Job
Look through the listing below and report how many lines contain "洋崽妙妙屋", as a bare number.

*** Records provided

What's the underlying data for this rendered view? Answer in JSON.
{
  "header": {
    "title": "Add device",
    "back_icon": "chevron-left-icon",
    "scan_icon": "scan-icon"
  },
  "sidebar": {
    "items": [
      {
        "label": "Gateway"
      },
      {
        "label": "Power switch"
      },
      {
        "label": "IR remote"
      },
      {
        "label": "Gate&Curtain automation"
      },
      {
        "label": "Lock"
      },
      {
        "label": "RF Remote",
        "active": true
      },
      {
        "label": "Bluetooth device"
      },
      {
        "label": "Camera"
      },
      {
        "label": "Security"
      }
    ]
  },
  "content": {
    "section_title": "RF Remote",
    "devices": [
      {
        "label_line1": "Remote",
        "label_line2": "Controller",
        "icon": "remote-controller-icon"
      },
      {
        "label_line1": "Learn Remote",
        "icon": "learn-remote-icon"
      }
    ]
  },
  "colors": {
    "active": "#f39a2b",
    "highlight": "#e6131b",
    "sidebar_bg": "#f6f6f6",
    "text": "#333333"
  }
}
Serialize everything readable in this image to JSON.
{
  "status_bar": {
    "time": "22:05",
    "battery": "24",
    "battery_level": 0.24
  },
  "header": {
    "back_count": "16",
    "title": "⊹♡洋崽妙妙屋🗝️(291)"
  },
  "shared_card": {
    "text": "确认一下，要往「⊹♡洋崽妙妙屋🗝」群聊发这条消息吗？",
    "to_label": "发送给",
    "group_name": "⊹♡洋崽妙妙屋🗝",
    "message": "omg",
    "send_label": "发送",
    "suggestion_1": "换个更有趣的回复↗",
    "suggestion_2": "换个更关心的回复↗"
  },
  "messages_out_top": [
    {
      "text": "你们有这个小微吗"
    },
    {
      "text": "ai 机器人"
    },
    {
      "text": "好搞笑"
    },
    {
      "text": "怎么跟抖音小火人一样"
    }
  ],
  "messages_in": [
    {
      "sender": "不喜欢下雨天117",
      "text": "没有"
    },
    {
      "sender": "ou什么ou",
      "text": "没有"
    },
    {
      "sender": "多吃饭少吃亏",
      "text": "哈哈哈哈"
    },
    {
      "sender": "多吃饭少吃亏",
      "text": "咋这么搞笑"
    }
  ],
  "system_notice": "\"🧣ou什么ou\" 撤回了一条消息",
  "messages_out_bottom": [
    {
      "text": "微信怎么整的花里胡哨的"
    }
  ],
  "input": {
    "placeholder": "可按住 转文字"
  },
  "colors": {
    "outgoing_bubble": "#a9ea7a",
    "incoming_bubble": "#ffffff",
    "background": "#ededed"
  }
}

******

Answer in full
3